■ Task prompt ■
In the entries below, count every line containing "鸭血烧豆腐". Return the number and nothing else.
[START Working data]
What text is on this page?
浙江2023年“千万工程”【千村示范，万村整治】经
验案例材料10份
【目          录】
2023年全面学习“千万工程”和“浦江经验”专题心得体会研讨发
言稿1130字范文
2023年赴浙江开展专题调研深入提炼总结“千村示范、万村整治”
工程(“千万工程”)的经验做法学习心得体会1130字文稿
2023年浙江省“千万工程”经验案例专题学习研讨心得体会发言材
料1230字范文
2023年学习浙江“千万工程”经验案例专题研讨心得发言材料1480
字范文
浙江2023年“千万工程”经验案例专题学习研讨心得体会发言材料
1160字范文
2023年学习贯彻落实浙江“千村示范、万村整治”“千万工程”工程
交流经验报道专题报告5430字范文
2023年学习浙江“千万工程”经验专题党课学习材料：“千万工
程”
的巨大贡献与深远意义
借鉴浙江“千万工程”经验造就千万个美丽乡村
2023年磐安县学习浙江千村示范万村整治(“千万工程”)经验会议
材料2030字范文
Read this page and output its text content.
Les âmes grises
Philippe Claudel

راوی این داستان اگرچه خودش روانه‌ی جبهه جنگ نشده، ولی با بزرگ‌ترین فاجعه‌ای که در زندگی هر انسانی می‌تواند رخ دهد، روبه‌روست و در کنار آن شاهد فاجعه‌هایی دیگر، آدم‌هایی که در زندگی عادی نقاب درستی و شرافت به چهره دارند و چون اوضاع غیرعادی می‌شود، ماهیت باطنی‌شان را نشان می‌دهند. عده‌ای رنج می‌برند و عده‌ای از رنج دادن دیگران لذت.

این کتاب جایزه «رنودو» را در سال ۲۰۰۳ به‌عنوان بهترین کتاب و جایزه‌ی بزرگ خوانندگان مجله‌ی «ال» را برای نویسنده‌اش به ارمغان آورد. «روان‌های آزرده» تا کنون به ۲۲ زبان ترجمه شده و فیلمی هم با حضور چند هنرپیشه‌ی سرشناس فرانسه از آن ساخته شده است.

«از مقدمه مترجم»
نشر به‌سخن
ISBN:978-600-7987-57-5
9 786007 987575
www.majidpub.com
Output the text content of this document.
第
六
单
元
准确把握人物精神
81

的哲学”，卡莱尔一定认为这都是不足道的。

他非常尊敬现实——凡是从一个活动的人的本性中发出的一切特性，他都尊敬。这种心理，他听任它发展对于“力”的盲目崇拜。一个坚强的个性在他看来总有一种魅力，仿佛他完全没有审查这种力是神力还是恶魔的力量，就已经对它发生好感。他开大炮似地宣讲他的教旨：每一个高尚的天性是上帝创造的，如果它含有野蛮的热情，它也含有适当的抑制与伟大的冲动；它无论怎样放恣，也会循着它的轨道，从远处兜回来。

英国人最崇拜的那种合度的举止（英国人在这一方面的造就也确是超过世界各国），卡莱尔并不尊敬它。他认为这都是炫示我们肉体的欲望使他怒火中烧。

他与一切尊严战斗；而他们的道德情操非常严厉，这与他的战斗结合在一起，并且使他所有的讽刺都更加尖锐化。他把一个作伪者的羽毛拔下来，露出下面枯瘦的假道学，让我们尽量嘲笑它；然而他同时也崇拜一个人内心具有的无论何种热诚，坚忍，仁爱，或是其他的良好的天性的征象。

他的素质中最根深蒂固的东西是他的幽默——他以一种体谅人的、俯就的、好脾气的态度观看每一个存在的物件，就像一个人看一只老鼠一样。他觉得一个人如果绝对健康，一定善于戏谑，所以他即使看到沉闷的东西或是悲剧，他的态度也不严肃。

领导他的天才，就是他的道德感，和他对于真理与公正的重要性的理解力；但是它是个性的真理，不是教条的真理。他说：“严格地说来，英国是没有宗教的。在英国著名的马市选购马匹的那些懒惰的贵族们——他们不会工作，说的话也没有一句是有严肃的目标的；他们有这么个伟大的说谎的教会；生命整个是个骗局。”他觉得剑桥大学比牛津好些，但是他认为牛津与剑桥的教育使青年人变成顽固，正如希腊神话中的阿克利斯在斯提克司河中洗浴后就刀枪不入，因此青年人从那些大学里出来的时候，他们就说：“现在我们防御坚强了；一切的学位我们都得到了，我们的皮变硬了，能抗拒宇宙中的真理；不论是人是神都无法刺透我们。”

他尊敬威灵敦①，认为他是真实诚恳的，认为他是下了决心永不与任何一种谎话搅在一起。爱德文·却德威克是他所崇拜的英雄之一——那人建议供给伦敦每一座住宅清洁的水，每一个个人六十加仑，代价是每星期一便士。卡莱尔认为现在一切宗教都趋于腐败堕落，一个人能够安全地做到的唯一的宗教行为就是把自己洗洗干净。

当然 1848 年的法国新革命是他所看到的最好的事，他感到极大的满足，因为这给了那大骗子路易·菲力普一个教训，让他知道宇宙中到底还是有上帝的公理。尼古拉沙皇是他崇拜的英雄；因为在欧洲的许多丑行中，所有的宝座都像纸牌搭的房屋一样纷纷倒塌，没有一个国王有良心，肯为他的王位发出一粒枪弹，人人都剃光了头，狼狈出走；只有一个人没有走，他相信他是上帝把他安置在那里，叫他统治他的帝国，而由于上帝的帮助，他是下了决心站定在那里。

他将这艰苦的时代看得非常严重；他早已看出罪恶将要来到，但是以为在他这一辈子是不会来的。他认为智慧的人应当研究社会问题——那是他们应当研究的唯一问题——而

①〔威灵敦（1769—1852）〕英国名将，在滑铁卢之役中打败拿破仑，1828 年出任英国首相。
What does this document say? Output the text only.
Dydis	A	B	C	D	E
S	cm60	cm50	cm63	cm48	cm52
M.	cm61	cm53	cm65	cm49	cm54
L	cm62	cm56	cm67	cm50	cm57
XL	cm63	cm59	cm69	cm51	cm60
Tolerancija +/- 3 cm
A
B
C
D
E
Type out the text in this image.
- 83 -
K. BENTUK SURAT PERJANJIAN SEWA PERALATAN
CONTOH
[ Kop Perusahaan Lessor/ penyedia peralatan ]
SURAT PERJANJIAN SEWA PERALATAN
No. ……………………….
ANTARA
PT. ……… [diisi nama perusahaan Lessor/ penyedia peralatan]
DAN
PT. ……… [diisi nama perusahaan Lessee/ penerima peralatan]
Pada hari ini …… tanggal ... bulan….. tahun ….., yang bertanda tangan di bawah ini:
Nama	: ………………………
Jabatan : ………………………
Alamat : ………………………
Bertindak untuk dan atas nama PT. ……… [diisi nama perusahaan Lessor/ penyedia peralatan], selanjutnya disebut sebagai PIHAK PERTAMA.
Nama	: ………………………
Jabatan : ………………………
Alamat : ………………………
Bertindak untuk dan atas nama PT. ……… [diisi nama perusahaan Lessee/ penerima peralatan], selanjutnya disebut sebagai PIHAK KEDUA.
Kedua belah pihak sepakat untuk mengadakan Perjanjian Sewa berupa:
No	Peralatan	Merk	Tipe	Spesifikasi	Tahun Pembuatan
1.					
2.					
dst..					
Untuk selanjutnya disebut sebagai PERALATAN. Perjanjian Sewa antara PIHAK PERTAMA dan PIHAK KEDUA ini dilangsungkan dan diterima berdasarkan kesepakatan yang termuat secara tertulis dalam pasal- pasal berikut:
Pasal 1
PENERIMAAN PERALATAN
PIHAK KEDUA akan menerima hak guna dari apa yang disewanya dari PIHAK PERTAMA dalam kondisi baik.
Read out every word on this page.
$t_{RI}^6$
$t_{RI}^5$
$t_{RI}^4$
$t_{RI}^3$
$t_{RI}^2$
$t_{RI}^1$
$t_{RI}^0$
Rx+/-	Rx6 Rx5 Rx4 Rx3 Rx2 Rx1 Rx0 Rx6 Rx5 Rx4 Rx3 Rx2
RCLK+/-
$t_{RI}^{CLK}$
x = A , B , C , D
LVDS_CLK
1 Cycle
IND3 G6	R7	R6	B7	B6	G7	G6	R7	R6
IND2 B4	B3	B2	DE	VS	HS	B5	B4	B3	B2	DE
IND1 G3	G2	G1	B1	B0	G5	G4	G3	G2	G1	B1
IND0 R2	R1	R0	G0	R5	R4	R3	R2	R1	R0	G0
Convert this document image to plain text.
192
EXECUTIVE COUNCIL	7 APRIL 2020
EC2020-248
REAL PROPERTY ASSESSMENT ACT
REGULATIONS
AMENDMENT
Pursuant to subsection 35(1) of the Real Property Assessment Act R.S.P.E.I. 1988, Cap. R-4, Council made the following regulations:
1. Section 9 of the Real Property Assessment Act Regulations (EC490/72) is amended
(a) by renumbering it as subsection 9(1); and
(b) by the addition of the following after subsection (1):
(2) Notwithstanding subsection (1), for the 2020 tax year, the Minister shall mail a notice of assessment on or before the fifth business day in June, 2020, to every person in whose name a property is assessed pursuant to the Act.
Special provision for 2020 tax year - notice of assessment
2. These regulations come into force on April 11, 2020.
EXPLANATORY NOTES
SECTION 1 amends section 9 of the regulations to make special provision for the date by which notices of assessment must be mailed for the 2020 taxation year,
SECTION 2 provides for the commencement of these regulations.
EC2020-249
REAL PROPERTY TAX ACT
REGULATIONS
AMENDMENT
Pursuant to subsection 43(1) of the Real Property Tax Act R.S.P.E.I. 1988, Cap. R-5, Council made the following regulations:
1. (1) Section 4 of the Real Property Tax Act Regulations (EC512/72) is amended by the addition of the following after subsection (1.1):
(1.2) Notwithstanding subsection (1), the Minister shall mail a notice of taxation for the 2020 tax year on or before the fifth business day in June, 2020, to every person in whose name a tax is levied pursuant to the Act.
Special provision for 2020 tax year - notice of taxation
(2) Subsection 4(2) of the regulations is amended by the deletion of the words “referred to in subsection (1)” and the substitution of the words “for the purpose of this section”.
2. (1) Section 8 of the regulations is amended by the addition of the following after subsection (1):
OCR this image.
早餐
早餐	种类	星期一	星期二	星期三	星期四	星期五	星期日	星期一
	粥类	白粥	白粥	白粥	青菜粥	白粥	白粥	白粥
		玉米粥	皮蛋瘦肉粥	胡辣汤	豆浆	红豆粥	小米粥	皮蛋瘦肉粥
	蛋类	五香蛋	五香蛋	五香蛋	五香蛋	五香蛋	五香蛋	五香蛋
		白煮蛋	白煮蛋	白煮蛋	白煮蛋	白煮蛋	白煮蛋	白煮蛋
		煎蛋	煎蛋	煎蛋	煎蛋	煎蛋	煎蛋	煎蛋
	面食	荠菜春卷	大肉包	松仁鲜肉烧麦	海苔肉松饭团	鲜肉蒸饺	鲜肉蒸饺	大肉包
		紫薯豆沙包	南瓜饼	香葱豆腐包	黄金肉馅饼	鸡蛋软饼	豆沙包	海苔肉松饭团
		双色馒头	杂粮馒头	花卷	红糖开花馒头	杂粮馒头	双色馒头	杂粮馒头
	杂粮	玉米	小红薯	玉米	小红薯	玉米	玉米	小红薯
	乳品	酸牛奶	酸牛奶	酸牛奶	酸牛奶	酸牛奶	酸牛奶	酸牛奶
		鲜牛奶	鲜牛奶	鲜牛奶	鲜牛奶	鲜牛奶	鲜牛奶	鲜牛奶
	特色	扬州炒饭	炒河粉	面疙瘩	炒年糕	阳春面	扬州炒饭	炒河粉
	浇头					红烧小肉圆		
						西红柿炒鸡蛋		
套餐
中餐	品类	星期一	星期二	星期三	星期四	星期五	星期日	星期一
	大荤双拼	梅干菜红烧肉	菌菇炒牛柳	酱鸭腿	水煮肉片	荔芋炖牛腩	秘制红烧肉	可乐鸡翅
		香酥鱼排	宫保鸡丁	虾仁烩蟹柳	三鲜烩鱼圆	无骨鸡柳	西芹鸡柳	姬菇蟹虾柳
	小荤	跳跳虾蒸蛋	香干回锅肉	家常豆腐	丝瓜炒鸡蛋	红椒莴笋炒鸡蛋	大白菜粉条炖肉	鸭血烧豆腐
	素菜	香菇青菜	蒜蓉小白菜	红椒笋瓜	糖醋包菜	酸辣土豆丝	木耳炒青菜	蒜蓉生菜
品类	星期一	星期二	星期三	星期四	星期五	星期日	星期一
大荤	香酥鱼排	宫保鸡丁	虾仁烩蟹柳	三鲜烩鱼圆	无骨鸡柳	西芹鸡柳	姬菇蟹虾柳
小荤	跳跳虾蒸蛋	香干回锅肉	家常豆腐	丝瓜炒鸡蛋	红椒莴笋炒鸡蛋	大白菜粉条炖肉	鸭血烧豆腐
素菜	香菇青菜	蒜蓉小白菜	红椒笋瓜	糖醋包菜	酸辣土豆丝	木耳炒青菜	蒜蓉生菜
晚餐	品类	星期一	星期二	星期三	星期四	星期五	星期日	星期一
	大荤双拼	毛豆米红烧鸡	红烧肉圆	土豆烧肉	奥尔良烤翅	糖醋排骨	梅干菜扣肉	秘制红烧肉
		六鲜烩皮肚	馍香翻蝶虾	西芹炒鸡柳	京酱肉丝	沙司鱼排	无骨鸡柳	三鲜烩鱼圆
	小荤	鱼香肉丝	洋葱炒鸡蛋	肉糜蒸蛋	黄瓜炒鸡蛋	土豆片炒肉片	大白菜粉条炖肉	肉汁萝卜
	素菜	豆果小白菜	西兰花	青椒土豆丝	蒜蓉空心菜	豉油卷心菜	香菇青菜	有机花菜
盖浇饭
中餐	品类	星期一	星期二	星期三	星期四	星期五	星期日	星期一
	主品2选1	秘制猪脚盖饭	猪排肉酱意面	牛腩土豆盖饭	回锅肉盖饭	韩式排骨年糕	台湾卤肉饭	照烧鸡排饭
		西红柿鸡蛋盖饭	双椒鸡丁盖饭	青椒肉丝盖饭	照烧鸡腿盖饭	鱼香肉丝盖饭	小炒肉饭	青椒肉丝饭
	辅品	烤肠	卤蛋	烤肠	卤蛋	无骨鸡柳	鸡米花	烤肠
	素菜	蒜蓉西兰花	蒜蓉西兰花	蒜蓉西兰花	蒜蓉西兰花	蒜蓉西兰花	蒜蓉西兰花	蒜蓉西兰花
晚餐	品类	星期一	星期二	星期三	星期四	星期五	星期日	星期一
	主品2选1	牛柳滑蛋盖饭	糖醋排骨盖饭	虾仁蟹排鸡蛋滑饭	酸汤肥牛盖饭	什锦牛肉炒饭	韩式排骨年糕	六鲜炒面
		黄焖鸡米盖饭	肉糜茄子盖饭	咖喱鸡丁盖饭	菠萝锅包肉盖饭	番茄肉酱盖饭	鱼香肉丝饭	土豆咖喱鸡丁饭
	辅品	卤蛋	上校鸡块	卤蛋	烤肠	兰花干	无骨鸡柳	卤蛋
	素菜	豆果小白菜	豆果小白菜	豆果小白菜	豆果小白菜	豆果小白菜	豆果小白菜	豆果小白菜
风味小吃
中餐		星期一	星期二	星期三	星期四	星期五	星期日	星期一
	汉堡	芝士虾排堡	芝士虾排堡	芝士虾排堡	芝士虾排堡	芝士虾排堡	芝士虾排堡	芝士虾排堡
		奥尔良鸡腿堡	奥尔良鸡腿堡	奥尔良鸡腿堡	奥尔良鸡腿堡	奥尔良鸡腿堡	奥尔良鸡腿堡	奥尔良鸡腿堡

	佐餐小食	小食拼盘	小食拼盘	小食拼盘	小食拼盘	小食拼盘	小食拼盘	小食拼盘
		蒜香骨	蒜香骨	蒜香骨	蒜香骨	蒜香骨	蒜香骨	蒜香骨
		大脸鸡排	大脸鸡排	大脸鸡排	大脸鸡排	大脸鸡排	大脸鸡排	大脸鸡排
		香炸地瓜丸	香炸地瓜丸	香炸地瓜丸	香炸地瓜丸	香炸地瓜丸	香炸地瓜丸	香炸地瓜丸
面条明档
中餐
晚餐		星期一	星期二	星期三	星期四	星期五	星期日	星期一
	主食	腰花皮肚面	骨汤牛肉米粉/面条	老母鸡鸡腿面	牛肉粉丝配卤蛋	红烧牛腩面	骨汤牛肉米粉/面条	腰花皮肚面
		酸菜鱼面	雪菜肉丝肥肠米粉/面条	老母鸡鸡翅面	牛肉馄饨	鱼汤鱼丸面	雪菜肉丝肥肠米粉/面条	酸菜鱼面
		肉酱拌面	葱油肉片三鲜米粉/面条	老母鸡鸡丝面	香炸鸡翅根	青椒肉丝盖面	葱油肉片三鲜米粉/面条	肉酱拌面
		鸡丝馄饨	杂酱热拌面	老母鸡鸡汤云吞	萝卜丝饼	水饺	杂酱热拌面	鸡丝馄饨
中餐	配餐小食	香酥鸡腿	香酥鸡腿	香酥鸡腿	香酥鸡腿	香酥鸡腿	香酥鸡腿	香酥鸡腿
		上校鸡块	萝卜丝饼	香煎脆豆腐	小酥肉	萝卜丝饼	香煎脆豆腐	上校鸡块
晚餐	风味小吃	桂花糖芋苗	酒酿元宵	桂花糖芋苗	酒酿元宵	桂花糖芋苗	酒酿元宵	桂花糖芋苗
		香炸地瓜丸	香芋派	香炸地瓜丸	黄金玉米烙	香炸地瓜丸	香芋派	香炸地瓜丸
[END Working data]
■ Result ■
2